**Your objective:**
Set down every entry again word for word, please, but skip the pictures.

**Given data:**
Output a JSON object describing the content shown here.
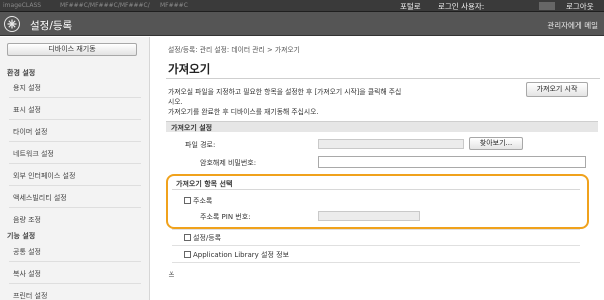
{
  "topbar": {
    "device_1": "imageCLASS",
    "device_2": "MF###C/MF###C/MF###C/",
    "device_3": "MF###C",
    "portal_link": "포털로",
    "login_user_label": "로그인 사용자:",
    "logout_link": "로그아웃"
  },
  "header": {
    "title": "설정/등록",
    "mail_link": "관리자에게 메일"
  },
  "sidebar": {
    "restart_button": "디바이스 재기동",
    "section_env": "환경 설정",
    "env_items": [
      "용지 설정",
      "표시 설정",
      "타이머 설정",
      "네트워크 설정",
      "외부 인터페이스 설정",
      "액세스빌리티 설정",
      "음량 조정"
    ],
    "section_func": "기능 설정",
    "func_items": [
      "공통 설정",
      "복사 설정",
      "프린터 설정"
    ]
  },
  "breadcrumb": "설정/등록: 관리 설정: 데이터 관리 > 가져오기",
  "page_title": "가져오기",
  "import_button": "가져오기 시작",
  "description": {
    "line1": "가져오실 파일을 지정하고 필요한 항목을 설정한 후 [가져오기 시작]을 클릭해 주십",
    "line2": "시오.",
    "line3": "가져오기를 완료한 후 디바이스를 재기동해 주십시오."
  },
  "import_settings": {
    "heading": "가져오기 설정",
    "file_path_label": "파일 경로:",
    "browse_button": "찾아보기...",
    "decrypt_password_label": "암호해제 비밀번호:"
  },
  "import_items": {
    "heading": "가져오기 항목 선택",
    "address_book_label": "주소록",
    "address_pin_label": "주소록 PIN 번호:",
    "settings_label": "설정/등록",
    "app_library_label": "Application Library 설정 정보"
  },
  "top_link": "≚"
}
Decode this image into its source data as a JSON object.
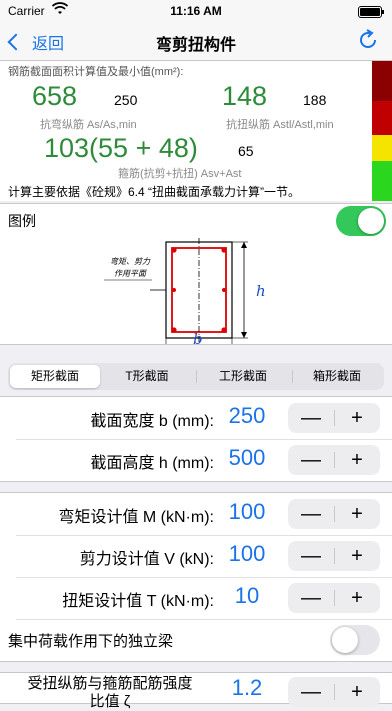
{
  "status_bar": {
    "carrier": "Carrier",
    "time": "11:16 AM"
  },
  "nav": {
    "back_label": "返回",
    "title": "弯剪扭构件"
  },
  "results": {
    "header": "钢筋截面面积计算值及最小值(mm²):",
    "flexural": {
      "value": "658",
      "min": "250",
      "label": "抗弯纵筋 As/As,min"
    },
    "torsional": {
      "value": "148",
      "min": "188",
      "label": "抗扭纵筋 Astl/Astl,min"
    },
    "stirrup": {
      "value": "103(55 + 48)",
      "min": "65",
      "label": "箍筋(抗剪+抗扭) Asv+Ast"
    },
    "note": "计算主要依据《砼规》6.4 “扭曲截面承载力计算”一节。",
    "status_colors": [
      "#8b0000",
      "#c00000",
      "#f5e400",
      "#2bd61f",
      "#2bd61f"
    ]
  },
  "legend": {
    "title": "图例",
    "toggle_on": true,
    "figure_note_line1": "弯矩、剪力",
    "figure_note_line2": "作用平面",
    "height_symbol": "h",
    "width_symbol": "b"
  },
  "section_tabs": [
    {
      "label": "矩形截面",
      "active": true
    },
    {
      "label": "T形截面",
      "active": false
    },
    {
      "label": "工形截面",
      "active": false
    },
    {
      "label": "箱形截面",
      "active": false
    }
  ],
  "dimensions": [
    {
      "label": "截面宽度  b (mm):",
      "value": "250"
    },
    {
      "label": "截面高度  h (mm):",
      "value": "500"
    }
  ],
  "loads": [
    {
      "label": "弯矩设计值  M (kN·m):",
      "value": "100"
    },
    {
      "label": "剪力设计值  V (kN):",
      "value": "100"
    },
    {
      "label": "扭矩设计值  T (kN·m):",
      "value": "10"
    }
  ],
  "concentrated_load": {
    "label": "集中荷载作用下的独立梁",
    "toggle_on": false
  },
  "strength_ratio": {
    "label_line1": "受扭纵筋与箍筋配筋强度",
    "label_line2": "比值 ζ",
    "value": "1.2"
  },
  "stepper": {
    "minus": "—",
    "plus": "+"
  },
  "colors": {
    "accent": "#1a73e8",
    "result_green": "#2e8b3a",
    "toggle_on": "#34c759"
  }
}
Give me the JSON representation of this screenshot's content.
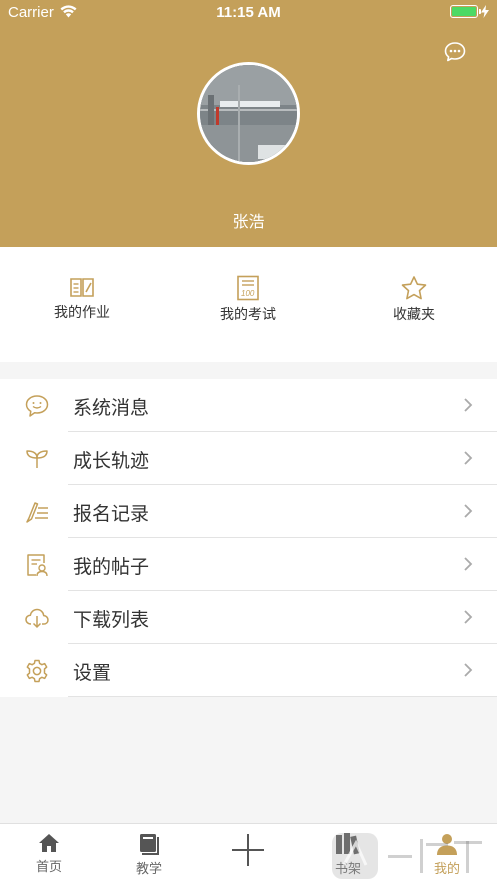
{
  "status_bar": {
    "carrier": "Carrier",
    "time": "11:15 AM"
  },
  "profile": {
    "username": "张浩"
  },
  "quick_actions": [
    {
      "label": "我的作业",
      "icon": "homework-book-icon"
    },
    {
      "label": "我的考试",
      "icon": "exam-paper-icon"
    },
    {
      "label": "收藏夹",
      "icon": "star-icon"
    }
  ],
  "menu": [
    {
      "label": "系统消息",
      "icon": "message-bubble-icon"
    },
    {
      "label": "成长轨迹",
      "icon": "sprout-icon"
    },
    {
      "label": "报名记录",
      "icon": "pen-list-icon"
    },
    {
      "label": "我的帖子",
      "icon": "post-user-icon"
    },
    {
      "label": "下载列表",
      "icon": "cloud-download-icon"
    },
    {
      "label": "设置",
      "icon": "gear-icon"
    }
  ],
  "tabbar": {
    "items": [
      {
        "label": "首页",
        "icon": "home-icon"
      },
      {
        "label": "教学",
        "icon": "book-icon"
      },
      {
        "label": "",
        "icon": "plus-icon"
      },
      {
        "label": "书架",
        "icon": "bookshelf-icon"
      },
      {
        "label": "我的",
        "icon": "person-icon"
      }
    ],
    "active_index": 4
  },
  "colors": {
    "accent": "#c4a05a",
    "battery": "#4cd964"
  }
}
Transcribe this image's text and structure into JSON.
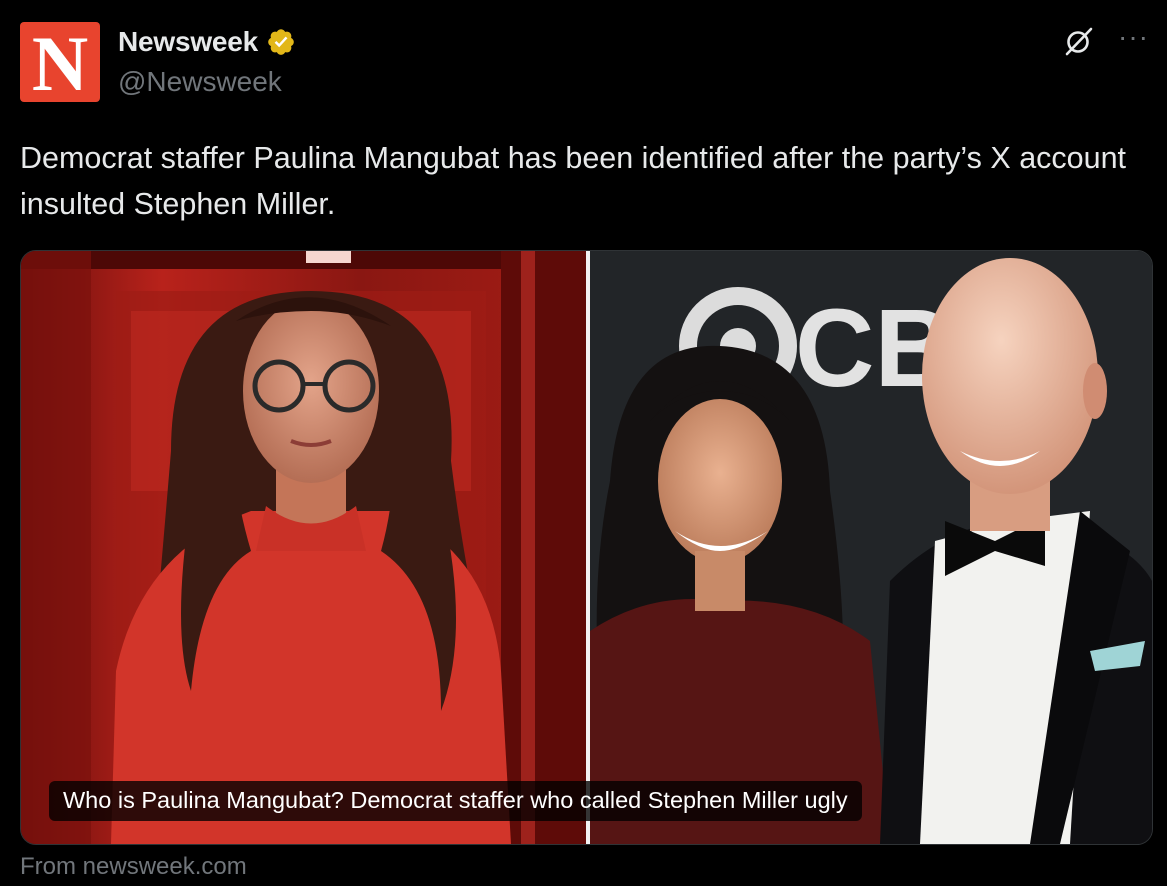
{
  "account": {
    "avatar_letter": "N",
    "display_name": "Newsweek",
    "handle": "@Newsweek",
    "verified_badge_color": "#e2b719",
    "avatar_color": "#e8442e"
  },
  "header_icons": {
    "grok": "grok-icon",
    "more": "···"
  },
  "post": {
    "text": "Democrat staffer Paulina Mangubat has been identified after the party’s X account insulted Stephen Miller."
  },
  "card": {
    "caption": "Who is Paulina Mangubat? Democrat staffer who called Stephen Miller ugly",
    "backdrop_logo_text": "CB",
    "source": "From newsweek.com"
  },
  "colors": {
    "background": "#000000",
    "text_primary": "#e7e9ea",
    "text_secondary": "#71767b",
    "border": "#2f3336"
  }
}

**Finished answer:**
Output a JSON object describing the content shown here.
{
  "topbar": {
    "device_1": "imageCLASS",
    "device_2": "MF###C/MF###C/MF###C/",
    "device_3": "MF###C",
    "portal_link": "포털로",
    "login_user_label": "로그인 사용자:",
    "logout_link": "로그아웃"
  },
  "header": {
    "title": "설정/등록",
    "mail_link": "관리자에게 메일"
  },
  "sidebar": {
    "restart_button": "디바이스 재기동",
    "section_env": "환경 설정",
    "env_items": [
      "용지 설정",
      "표시 설정",
      "타이머 설정",
      "네트워크 설정",
      "외부 인터페이스 설정",
      "액세스빌리티 설정",
      "음량 조정"
    ],
    "section_func": "기능 설정",
    "func_items": [
      "공통 설정",
      "복사 설정",
      "프린터 설정"
    ]
  },
  "breadcrumb": "설정/등록: 관리 설정: 데이터 관리 > 가져오기",
  "page_title": "가져오기",
  "import_button": "가져오기 시작",
  "description": {
    "line1": "가져오실 파일을 지정하고 필요한 항목을 설정한 후 [가져오기 시작]을 클릭해 주십",
    "line2": "시오.",
    "line3": "가져오기를 완료한 후 디바이스를 재기동해 주십시오."
  },
  "import_settings": {
    "heading": "가져오기 설정",
    "file_path_label": "파일 경로:",
    "browse_button": "찾아보기...",
    "decrypt_password_label": "암호해제 비밀번호:"
  },
  "import_items": {
    "heading": "가져오기 항목 선택",
    "address_book_label": "주소록",
    "address_pin_label": "주소록 PIN 번호:",
    "settings_label": "설정/등록",
    "app_library_label": "Application Library 설정 정보"
  },
  "top_link": "≚"
}
Decode this image into its source data as a JSON object.
{
  "status_bar": {
    "carrier": "Carrier",
    "time": "11:16 AM"
  },
  "nav": {
    "back_label": "返回",
    "title": "弯剪扭构件"
  },
  "results": {
    "header": "钢筋截面面积计算值及最小值(mm²):",
    "flexural": {
      "value": "658",
      "min": "250",
      "label": "抗弯纵筋 As/As,min"
    },
    "torsional": {
      "value": "148",
      "min": "188",
      "label": "抗扭纵筋 Astl/Astl,min"
    },
    "stirrup": {
      "value": "103(55 + 48)",
      "min": "65",
      "label": "箍筋(抗剪+抗扭) Asv+Ast"
    },
    "note": "计算主要依据《砼规》6.4 “扭曲截面承载力计算”一节。",
    "status_colors": [
      "#8b0000",
      "#c00000",
      "#f5e400",
      "#2bd61f",
      "#2bd61f"
    ]
  },
  "legend": {
    "title": "图例",
    "toggle_on": true,
    "figure_note_line1": "弯矩、剪力",
    "figure_note_line2": "作用平面",
    "height_symbol": "h",
    "width_symbol": "b"
  },
  "section_tabs": [
    {
      "label": "矩形截面",
      "active": true
    },
    {
      "label": "T形截面",
      "active": false
    },
    {
      "label": "工形截面",
      "active": false
    },
    {
      "label": "箱形截面",
      "active": false
    }
  ],
  "dimensions": [
    {
      "label": "截面宽度  b (mm):",
      "value": "250"
    },
    {
      "label": "截面高度  h (mm):",
      "value": "500"
    }
  ],
  "loads": [
    {
      "label": "弯矩设计值  M (kN·m):",
      "value": "100"
    },
    {
      "label": "剪力设计值  V (kN):",
      "value": "100"
    },
    {
      "label": "扭矩设计值  T (kN·m):",
      "value": "10"
    }
  ],
  "concentrated_load": {
    "label": "集中荷载作用下的独立梁",
    "toggle_on": false
  },
  "strength_ratio": {
    "label_line1": "受扭纵筋与箍筋配筋强度",
    "label_line2": "比值 ζ",
    "value": "1.2"
  },
  "stepper": {
    "minus": "—",
    "plus": "+"
  },
  "colors": {
    "accent": "#1a73e8",
    "result_green": "#2e8b3a",
    "toggle_on": "#34c759"
  }
}
Give me the JSON representation of this screenshot's content.
{
  "status_bar": {
    "carrier": "Carrier",
    "time": "11:15 AM"
  },
  "profile": {
    "username": "张浩"
  },
  "quick_actions": [
    {
      "label": "我的作业",
      "icon": "homework-book-icon"
    },
    {
      "label": "我的考试",
      "icon": "exam-paper-icon"
    },
    {
      "label": "收藏夹",
      "icon": "star-icon"
    }
  ],
  "menu": [
    {
      "label": "系统消息",
      "icon": "message-bubble-icon"
    },
    {
      "label": "成长轨迹",
      "icon": "sprout-icon"
    },
    {
      "label": "报名记录",
      "icon": "pen-list-icon"
    },
    {
      "label": "我的帖子",
      "icon": "post-user-icon"
    },
    {
      "label": "下载列表",
      "icon": "cloud-download-icon"
    },
    {
      "label": "设置",
      "icon": "gear-icon"
    }
  ],
  "tabbar": {
    "items": [
      {
        "label": "首页",
        "icon": "home-icon"
      },
      {
        "label": "教学",
        "icon": "book-icon"
      },
      {
        "label": "",
        "icon": "plus-icon"
      },
      {
        "label": "书架",
        "icon": "bookshelf-icon"
      },
      {
        "label": "我的",
        "icon": "person-icon"
      }
    ],
    "active_index": 4
  },
  "colors": {
    "accent": "#c4a05a",
    "battery": "#4cd964"
  }
}
Transcribe this image's text and structure into JSON.
{
  "account": {
    "avatar_letter": "N",
    "display_name": "Newsweek",
    "handle": "@Newsweek",
    "verified_badge_color": "#e2b719",
    "avatar_color": "#e8442e"
  },
  "header_icons": {
    "grok": "grok-icon",
    "more": "···"
  },
  "post": {
    "text": "Democrat staffer Paulina Mangubat has been identified after the party’s X account insulted Stephen Miller."
  },
  "card": {
    "caption": "Who is Paulina Mangubat? Democrat staffer who called Stephen Miller ugly",
    "backdrop_logo_text": "CB",
    "source": "From newsweek.com"
  },
  "colors": {
    "background": "#000000",
    "text_primary": "#e7e9ea",
    "text_secondary": "#71767b",
    "border": "#2f3336"
  }
}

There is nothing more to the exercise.